Goal
Output all entries verbatim. Skip pictures.

Task input
***
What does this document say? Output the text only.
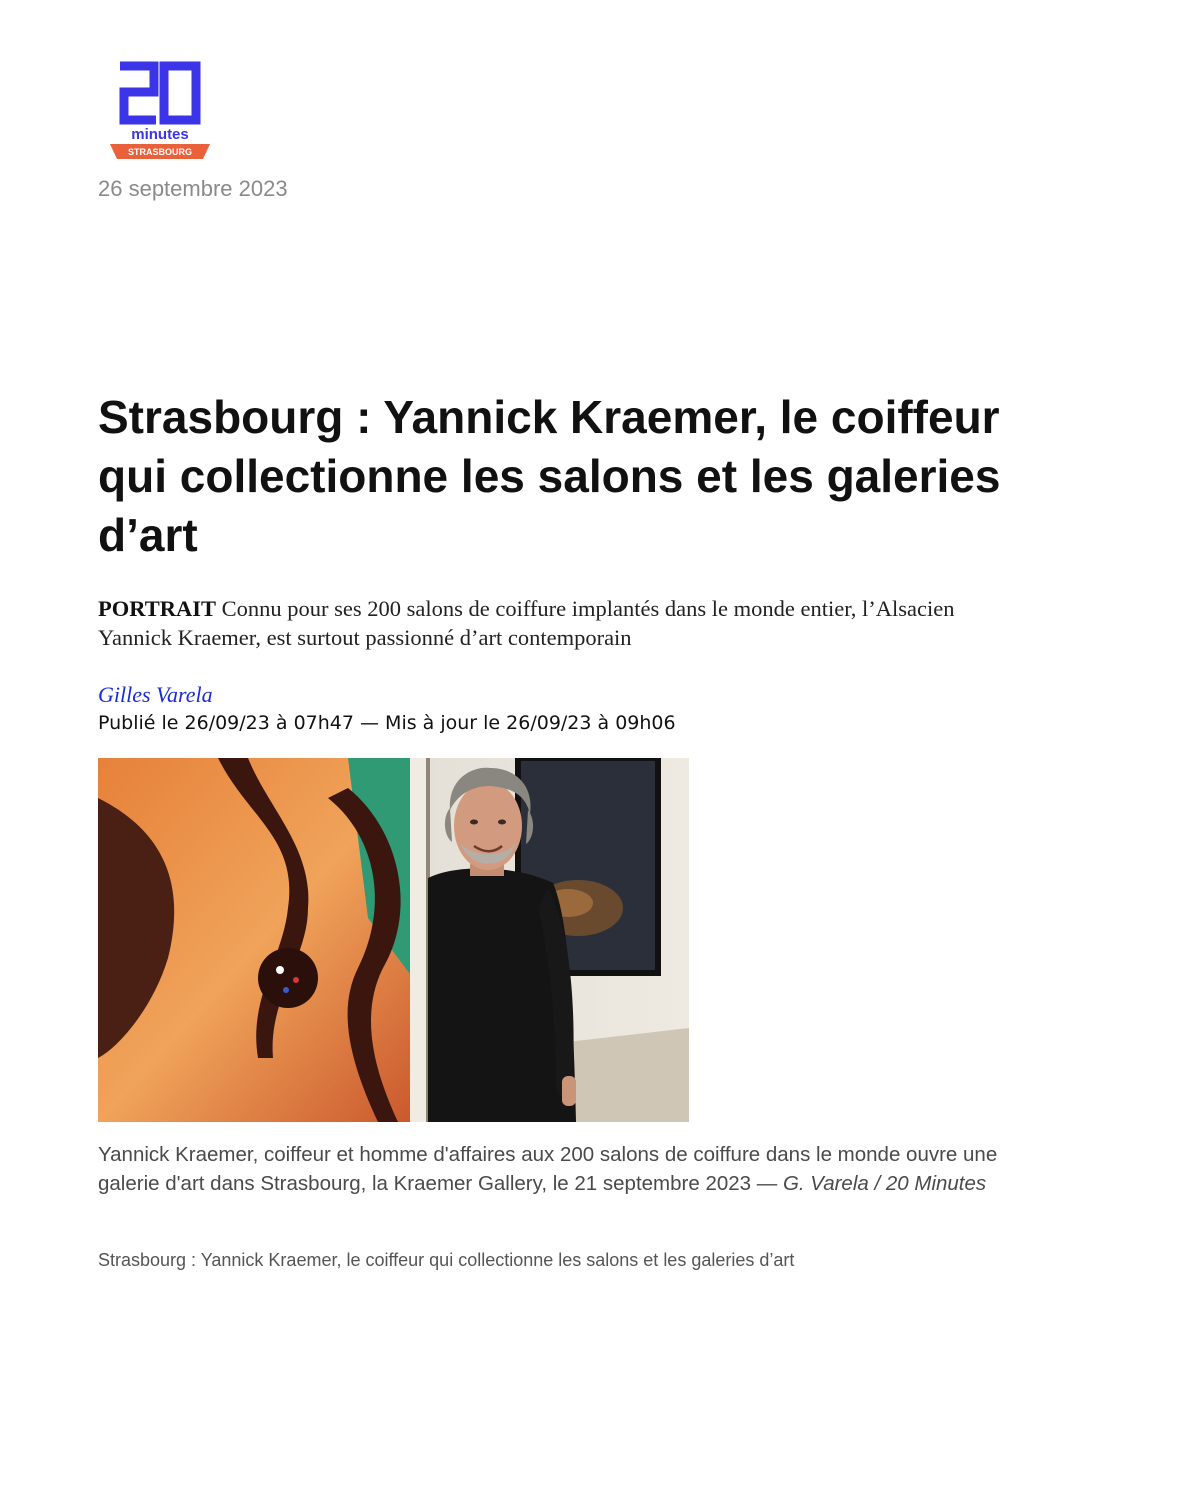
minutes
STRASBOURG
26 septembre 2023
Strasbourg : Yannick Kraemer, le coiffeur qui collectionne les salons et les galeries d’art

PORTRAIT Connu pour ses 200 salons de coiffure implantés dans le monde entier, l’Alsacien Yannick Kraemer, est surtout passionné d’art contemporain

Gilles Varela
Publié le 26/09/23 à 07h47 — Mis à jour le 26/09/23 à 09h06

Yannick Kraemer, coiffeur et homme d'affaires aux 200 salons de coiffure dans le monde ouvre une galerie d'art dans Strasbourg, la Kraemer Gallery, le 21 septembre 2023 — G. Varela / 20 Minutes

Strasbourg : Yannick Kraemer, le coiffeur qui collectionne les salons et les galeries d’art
***
Solution
What does this document say? Output the text only.
minutes
STRASBOURG
26 septembre 2023
Strasbourg : Yannick Kraemer, le coiffeur qui collectionne les salons et les galeries d’art

PORTRAIT Connu pour ses 200 salons de coiffure implantés dans le monde entier, l’Alsacien Yannick Kraemer, est surtout passionné d’art contemporain

Gilles Varela
Publié le 26/09/23 à 07h47 — Mis à jour le 26/09/23 à 09h06

Yannick Kraemer, coiffeur et homme d'affaires aux 200 salons de coiffure dans le monde ouvre une galerie d'art dans Strasbourg, la Kraemer Gallery, le 21 septembre 2023 — G. Varela / 20 Minutes

Strasbourg : Yannick Kraemer, le coiffeur qui collectionne les salons et les galeries d’art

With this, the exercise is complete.